- [EXERCISE DETAILS]: Locate every line below that contains the word "qualifications" and copy it.

######

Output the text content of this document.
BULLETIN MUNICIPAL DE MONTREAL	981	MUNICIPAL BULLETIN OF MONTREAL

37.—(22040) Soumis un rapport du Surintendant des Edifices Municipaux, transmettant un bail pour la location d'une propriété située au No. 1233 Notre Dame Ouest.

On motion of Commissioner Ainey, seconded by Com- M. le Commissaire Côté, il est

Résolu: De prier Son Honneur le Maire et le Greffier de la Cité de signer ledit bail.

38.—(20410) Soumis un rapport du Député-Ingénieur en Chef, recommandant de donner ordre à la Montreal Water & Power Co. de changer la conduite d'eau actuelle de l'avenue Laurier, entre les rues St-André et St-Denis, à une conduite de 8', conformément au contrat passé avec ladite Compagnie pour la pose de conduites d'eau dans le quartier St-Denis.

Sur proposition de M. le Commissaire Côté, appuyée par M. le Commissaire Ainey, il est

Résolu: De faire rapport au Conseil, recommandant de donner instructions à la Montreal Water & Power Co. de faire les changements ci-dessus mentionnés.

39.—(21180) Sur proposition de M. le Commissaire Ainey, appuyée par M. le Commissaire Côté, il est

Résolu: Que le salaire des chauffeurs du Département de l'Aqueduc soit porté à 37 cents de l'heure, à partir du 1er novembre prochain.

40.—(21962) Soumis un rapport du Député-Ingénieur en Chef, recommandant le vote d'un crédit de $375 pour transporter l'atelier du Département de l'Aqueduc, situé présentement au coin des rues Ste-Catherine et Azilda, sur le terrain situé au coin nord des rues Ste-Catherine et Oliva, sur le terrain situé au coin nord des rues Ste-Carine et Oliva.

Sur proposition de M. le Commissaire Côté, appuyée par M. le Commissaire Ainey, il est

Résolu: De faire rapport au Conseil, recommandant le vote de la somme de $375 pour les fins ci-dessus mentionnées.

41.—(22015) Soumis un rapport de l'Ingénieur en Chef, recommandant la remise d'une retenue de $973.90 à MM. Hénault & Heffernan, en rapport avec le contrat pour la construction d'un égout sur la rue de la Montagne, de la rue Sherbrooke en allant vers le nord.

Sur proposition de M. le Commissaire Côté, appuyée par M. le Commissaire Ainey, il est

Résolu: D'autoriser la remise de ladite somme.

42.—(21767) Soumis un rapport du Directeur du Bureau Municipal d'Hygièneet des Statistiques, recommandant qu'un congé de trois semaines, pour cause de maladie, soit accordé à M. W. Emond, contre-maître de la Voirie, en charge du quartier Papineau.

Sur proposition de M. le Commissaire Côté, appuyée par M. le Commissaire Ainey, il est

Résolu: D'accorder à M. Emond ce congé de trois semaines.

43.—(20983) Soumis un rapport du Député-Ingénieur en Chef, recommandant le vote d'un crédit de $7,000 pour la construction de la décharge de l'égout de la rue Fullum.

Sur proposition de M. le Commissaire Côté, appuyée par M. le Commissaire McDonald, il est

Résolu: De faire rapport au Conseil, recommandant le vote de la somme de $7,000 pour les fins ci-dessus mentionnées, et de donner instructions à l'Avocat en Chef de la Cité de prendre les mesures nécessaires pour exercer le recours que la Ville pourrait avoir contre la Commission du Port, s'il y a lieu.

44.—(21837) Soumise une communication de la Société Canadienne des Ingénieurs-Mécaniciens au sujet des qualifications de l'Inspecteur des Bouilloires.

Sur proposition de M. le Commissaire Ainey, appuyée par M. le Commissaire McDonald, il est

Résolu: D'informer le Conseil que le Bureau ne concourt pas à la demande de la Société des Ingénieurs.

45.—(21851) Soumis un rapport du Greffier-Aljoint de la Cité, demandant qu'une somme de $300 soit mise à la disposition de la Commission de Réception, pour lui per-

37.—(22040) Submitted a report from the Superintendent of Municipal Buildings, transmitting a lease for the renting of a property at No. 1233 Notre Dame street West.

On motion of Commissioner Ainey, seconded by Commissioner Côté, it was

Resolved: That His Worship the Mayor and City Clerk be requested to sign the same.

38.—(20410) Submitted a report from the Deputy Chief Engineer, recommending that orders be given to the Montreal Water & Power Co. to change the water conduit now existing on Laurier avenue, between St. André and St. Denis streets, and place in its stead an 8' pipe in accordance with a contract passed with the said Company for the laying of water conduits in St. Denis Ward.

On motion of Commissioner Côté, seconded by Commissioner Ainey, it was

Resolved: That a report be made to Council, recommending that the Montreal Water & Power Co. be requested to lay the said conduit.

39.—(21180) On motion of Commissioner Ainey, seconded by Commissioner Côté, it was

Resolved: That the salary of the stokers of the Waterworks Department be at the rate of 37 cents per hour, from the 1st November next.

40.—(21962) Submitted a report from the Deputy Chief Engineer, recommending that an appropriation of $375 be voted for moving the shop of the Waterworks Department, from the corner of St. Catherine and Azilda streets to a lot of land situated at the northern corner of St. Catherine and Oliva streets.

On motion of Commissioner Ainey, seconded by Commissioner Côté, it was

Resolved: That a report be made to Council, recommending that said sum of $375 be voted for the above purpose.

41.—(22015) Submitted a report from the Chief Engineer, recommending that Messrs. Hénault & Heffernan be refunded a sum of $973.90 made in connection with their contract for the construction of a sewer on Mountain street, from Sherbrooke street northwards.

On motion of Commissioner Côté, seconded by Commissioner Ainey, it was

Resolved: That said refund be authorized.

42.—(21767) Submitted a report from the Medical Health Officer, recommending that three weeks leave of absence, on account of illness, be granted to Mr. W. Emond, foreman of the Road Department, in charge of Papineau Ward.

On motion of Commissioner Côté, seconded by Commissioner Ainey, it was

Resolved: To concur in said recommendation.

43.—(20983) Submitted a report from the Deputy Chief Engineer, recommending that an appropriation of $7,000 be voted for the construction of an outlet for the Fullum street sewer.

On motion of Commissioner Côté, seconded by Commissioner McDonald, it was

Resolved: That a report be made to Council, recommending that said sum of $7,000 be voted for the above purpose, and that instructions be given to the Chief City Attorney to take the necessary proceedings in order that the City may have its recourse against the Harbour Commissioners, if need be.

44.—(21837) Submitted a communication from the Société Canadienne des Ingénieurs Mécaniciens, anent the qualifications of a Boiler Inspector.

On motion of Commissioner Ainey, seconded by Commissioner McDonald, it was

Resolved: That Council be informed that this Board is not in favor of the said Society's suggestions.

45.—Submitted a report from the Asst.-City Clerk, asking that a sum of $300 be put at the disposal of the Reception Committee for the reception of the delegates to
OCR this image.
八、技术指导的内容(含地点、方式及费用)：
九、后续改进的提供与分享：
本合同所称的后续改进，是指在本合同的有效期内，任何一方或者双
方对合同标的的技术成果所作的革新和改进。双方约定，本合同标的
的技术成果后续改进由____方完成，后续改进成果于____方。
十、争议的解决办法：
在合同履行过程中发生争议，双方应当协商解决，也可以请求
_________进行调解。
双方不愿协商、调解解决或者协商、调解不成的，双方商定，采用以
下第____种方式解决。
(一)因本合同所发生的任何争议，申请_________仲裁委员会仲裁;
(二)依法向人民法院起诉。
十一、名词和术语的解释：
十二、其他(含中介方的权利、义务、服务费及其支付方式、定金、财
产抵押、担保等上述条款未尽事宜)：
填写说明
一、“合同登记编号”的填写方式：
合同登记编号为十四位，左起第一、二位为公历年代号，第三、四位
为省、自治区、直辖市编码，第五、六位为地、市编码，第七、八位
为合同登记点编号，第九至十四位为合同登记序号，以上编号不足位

######

- [WRITTEN SOLUTION]:
44.—(21837) Soumise une communication de la Société Canadienne des Ingénieurs-Mécaniciens au sujet des qualifications de l'Inspecteur des Bouilloires.
44.—(21837) Submitted a communication from the Société Canadienne des Ingénieurs Mécaniciens, anent the qualifications of a Boiler Inspector.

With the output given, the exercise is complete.